---------- DATA TO USE
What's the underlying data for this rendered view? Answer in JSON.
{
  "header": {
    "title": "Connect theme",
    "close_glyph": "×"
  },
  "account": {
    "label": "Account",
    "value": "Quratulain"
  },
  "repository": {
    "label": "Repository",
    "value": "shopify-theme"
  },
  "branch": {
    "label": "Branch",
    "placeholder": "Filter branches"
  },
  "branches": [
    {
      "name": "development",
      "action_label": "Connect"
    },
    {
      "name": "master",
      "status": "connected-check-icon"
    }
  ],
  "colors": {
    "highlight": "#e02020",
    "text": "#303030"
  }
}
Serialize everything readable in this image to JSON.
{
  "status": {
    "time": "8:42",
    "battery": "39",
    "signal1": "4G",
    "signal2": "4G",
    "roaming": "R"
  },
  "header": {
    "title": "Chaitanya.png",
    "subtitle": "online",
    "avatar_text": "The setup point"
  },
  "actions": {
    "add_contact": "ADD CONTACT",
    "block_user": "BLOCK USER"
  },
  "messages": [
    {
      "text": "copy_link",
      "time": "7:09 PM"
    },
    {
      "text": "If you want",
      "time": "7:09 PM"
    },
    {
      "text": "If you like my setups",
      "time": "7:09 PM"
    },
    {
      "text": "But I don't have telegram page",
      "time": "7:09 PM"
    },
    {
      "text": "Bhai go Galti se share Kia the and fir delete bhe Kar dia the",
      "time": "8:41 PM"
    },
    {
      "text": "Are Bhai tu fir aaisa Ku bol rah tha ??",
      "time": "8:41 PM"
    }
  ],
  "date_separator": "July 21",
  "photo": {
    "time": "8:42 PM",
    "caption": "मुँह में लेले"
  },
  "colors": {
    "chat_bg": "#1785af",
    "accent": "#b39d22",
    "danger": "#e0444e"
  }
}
--------------------
**EXERCISE INSTRUCTIONS**.
Above are some records. Print them all exactly.

**THE RESPONSE**.
What's the underlying data for this rendered view? Answer in JSON.
{
  "header": {
    "title": "Connect theme",
    "close_glyph": "×"
  },
  "account": {
    "label": "Account",
    "value": "Quratulain"
  },
  "repository": {
    "label": "Repository",
    "value": "shopify-theme"
  },
  "branch": {
    "label": "Branch",
    "placeholder": "Filter branches"
  },
  "branches": [
    {
      "name": "development",
      "action_label": "Connect"
    },
    {
      "name": "master",
      "status": "connected-check-icon"
    }
  ],
  "colors": {
    "highlight": "#e02020",
    "text": "#303030"
  }
}
Serialize everything readable in this image to JSON.
{
  "status": {
    "time": "8:42",
    "battery": "39",
    "signal1": "4G",
    "signal2": "4G",
    "roaming": "R"
  },
  "header": {
    "title": "Chaitanya.png",
    "subtitle": "online",
    "avatar_text": "The setup point"
  },
  "actions": {
    "add_contact": "ADD CONTACT",
    "block_user": "BLOCK USER"
  },
  "messages": [
    {
      "text": "copy_link",
      "time": "7:09 PM"
    },
    {
      "text": "If you want",
      "time": "7:09 PM"
    },
    {
      "text": "If you like my setups",
      "time": "7:09 PM"
    },
    {
      "text": "But I don't have telegram page",
      "time": "7:09 PM"
    },
    {
      "text": "Bhai go Galti se share Kia the and fir delete bhe Kar dia the",
      "time": "8:41 PM"
    },
    {
      "text": "Are Bhai tu fir aaisa Ku bol rah tha ??",
      "time": "8:41 PM"
    }
  ],
  "date_separator": "July 21",
  "photo": {
    "time": "8:42 PM",
    "caption": "मुँह में लेले"
  },
  "colors": {
    "chat_bg": "#1785af",
    "accent": "#b39d22",
    "danger": "#e0444e"
  }
}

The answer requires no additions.